** START Page extract **
# Experimental Determination of Momentum-Resolved Electron-Phonon Coupling

**Authors:** Matteo Rossi, Riccardo Arpaia, Roberto Fumagalli, Marco Moretti Sala,, Davide Betto, Gabriella M. De Luca, Kurt Kummer, Jeroen van den Brink, Marco, Salluzzo, Nicholas B. Brookes, Lucio Braicovich, Giacomo Ghiringhelli

arXiv: 1902.09163 · 2019-07-17

## TL;DR

This paper introduces a new experimental approach using RIXS to measure how electrons interact with phonons across different momenta, revealing detailed coupling patterns in quantum materials.

## Contribution

It presents a novel method to quantitatively determine momentum-resolved electron-phonon coupling from RIXS spectra, applicable to various absorption resonances.

## Key findings

- Electron-phonon coupling strongest at the Brillouin zone boundary (~0.17 eV).
- Method validated on NdBa₂Cu₃O₆, consistent with previous studies.
- Applicable to a wide range of quantum materials.
** END Page extract **
In the paper summary, which material was the method validated on? Rely solely on the paper summary above.
** START Provided data **
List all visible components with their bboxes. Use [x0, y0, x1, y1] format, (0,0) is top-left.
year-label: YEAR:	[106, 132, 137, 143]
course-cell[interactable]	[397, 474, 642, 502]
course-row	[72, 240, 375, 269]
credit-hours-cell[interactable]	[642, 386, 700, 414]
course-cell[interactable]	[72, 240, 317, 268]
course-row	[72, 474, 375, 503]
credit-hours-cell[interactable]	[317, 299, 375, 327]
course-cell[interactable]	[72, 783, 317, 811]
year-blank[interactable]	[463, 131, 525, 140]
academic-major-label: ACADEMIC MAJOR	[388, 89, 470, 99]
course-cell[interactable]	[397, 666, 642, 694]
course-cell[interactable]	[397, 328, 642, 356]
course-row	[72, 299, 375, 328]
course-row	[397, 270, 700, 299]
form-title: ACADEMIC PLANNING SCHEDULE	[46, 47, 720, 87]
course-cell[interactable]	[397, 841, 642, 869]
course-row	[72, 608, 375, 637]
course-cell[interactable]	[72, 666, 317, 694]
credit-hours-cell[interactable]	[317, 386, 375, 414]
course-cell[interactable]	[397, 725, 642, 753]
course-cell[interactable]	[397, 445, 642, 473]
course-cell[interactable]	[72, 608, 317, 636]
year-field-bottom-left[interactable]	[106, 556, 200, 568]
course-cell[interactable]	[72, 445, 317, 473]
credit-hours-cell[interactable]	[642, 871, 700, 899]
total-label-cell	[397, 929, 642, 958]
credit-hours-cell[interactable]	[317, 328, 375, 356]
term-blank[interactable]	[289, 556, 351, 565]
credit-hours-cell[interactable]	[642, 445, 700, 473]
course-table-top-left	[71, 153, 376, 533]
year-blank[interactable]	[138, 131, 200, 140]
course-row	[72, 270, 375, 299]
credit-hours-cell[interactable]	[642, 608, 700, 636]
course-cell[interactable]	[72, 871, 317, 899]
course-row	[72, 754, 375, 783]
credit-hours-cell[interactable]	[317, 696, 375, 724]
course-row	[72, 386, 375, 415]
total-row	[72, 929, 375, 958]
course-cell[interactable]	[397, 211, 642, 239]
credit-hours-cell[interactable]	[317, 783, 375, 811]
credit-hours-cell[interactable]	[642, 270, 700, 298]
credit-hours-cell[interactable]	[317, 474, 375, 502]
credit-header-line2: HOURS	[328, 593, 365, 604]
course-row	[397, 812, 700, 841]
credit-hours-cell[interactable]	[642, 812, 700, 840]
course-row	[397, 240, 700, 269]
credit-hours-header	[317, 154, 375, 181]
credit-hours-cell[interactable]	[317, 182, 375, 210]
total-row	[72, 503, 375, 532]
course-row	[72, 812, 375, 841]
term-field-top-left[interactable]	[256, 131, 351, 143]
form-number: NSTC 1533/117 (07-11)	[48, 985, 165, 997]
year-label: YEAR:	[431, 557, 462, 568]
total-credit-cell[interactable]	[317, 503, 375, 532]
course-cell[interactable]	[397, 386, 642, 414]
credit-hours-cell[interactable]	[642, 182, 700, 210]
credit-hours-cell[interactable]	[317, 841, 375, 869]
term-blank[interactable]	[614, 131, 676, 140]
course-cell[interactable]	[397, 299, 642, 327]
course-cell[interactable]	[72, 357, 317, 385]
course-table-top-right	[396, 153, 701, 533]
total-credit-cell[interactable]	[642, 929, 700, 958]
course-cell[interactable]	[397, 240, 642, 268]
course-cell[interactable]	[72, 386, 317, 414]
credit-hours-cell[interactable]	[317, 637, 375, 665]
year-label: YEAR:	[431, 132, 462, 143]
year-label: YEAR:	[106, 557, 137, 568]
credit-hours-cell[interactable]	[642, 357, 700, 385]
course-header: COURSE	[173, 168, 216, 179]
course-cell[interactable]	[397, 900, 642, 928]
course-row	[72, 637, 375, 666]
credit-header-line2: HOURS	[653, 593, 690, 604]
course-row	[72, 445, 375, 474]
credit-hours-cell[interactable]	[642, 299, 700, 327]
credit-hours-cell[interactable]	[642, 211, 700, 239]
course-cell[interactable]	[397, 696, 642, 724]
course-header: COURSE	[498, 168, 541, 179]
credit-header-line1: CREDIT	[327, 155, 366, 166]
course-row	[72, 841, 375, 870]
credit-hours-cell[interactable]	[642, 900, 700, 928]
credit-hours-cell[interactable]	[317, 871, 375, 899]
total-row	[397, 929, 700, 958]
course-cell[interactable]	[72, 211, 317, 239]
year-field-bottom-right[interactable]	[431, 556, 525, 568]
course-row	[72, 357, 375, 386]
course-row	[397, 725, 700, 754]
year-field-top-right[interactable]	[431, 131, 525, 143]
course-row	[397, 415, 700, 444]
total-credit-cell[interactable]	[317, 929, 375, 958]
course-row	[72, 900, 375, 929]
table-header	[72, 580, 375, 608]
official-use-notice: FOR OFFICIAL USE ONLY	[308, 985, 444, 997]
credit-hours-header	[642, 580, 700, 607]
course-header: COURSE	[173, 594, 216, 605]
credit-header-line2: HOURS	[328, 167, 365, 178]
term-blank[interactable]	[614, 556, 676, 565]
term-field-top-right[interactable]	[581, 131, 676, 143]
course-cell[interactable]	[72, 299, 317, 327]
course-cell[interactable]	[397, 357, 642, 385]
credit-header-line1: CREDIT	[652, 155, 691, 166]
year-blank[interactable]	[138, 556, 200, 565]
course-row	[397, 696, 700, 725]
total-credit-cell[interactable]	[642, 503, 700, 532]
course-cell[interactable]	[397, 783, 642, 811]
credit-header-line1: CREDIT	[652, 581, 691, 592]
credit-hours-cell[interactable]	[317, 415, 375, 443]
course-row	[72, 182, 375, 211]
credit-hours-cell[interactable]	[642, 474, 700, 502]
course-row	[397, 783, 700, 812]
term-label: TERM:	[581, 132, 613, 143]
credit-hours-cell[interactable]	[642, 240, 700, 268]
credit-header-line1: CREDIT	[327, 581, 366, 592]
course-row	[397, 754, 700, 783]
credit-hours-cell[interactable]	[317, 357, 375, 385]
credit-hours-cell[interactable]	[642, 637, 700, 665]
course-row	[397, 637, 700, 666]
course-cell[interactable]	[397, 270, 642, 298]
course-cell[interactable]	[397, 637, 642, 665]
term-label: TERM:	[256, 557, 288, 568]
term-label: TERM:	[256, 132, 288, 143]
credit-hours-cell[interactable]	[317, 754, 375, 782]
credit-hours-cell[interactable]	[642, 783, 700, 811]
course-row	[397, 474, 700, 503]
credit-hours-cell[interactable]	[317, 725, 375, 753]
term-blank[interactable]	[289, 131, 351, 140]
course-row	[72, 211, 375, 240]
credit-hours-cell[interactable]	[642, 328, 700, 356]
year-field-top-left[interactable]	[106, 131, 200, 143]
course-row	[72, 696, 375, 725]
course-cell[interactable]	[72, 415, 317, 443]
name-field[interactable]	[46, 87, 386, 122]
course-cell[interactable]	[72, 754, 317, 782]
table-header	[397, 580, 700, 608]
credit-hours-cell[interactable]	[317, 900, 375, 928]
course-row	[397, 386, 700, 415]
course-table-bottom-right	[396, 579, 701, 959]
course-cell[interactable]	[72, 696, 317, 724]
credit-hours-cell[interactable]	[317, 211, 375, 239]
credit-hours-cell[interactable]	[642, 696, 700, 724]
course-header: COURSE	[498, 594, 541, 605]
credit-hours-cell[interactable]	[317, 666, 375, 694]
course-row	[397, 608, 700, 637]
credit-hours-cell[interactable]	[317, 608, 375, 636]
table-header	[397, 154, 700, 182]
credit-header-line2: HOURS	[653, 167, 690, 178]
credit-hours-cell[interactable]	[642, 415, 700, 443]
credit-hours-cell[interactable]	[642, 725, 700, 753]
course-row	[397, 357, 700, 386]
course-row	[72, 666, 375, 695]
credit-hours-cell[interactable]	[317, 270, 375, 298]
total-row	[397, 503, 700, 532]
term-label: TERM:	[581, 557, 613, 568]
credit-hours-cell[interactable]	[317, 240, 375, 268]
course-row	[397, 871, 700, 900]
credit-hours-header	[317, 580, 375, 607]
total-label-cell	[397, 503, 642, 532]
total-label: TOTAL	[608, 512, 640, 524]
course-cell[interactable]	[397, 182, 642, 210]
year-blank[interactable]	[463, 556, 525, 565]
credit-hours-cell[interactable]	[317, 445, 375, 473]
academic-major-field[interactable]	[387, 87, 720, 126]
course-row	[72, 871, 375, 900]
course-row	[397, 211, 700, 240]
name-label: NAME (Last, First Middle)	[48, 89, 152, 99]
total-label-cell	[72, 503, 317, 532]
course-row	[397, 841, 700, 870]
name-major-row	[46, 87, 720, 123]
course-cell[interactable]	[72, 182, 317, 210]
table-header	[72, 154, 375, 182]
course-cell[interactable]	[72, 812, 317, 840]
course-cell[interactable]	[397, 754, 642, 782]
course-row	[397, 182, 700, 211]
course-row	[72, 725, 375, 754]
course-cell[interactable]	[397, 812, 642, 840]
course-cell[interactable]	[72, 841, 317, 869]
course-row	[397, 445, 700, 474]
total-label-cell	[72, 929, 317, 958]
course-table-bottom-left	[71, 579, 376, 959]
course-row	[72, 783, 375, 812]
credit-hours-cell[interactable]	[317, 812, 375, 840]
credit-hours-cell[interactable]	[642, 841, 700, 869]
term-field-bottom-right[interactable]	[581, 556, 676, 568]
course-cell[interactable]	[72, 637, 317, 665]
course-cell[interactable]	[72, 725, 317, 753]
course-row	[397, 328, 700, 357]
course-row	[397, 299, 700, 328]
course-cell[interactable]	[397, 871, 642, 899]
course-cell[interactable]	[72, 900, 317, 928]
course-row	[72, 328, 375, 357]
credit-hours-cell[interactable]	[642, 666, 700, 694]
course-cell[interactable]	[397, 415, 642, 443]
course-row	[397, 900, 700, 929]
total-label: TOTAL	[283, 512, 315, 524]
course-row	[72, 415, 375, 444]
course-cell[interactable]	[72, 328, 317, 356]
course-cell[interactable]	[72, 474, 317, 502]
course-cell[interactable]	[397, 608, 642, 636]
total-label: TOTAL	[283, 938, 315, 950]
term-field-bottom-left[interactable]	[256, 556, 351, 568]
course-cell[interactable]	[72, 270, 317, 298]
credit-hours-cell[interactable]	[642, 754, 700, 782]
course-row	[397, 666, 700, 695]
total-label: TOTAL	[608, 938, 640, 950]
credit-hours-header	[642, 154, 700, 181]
** END Provided data **
◆ **Output of the exercise**
NdBa₂Cu₃O₆